- WHAT THE TASK ASKS:
Scan the records for the string "JSON"; copy each line where it occurs.

- DATA ENTRIES:
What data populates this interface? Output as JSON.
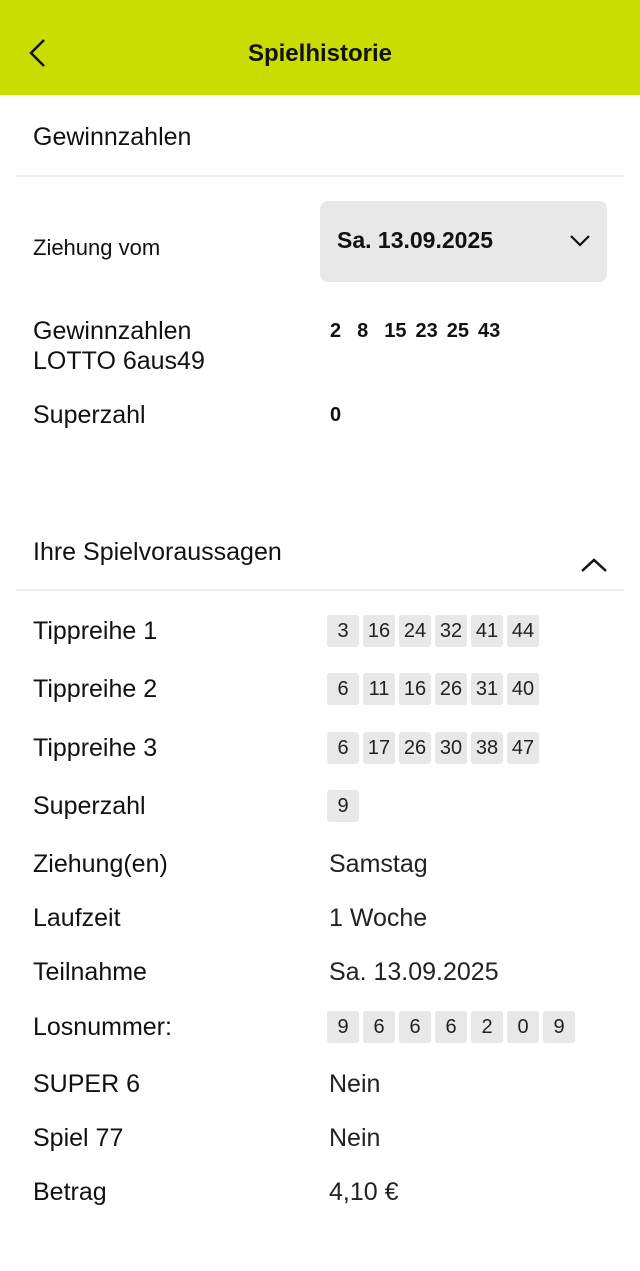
{
  "header": {
    "title": "Spielhistorie"
  },
  "winning": {
    "section_title": "Gewinnzahlen",
    "draw_label": "Ziehung vom",
    "draw_date": "Sa. 13.09.2025",
    "numbers_label_1": "Gewinnzahlen",
    "numbers_label_2": "LOTTO 6aus49",
    "numbers": [
      "2",
      "8",
      "15",
      "23",
      "25",
      "43"
    ],
    "superzahl_label": "Superzahl",
    "superzahl": "0"
  },
  "predictions": {
    "section_title": "Ihre Spielvoraussagen",
    "rows": [
      {
        "label": "Tippreihe 1",
        "chips": [
          "3",
          "16",
          "24",
          "32",
          "41",
          "44"
        ]
      },
      {
        "label": "Tippreihe 2",
        "chips": [
          "6",
          "11",
          "16",
          "26",
          "31",
          "40"
        ]
      },
      {
        "label": "Tippreihe 3",
        "chips": [
          "6",
          "17",
          "26",
          "30",
          "38",
          "47"
        ]
      },
      {
        "label": "Superzahl",
        "chips": [
          "9"
        ]
      }
    ],
    "details": [
      {
        "label": "Ziehung(en)",
        "value": "Samstag"
      },
      {
        "label": "Laufzeit",
        "value": "1 Woche"
      },
      {
        "label": "Teilnahme",
        "value": "Sa. 13.09.2025"
      }
    ],
    "losnummer_label": "Losnummer:",
    "losnummer": [
      "9",
      "6",
      "6",
      "6",
      "2",
      "0",
      "9"
    ],
    "details2": [
      {
        "label": "SUPER 6",
        "value": "Nein"
      },
      {
        "label": "Spiel 77",
        "value": "Nein"
      },
      {
        "label": "Betrag",
        "value": "4,10 €"
      }
    ]
  }
}
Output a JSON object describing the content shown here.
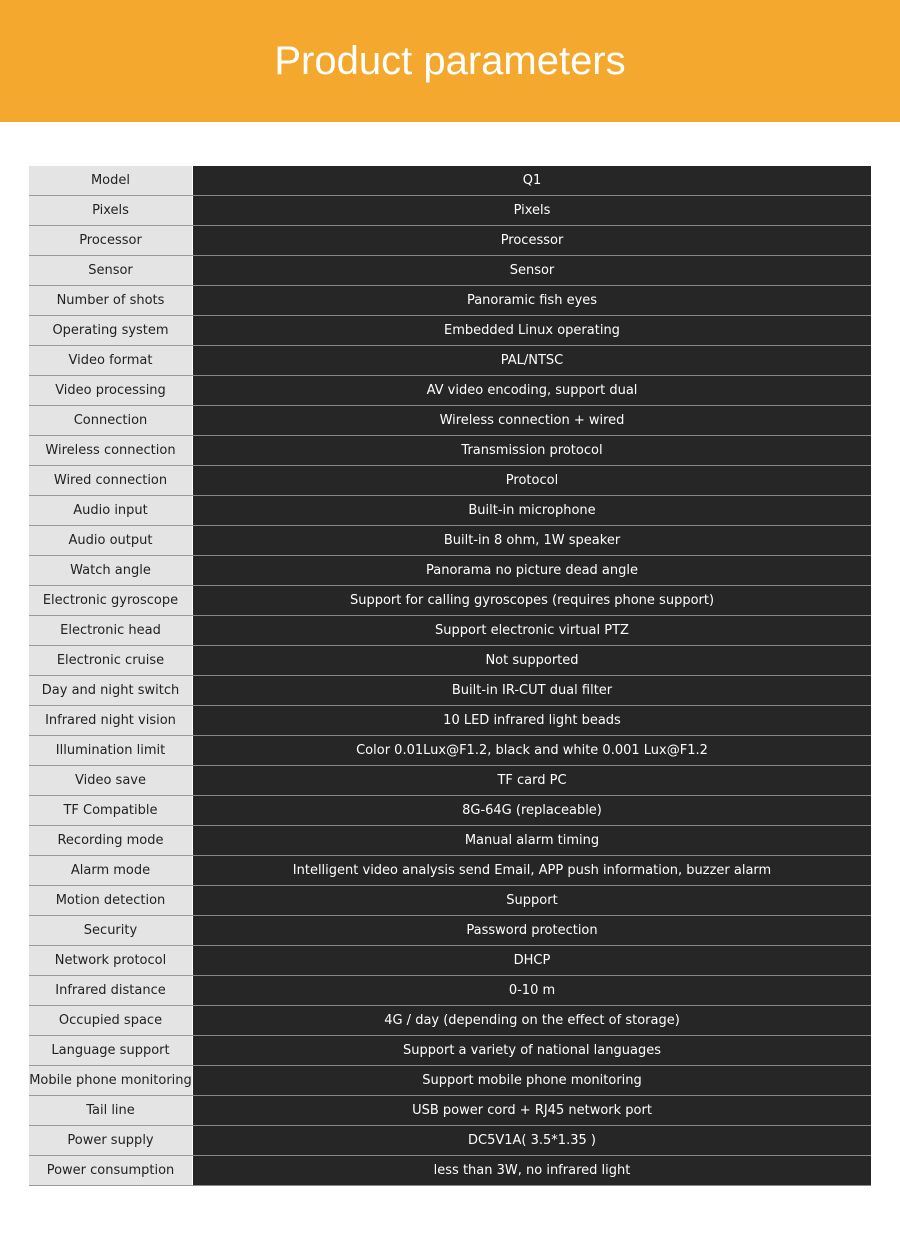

- OUTPUT FOR THIS EXERCISE:
What data populates this interface? Output as JSON.
Output a JSON object describing the content shown here.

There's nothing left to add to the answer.